• [WHAT IS REQUIRED]
Make an exact copy of the entries below.

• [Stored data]
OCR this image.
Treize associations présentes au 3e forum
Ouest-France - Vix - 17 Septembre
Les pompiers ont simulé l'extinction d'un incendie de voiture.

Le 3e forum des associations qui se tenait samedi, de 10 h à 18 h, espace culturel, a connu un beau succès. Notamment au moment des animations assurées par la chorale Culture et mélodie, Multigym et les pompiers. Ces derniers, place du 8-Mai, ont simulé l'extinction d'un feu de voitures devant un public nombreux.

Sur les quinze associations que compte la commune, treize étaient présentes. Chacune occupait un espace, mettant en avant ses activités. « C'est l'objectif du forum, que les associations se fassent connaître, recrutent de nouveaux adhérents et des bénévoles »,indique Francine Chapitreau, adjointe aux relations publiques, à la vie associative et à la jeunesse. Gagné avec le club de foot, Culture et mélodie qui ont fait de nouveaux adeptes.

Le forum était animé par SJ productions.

• [WRITTEN ANSWER]
OCR this image.
Treize associations présentes au 3e forum
Ouest-France - Vix - 17 Septembre
Les pompiers ont simulé l'extinction d'un incendie de voiture.

Le 3e forum des associations qui se tenait samedi, de 10 h à 18 h, espace culturel, a connu un beau succès. Notamment au moment des animations assurées par la chorale Culture et mélodie, Multigym et les pompiers. Ces derniers, place du 8-Mai, ont simulé l'extinction d'un feu de voitures devant un public nombreux.

Sur les quinze associations que compte la commune, treize étaient présentes. Chacune occupait un espace, mettant en avant ses activités. « C'est l'objectif du forum, que les associations se fassent connaître, recrutent de nouveaux adhérents et des bénévoles »,indique Francine Chapitreau, adjointe aux relations publiques, à la vie associative et à la jeunesse. Gagné avec le club de foot, Culture et mélodie qui ont fait de nouveaux adeptes.

Le forum était animé par SJ productions.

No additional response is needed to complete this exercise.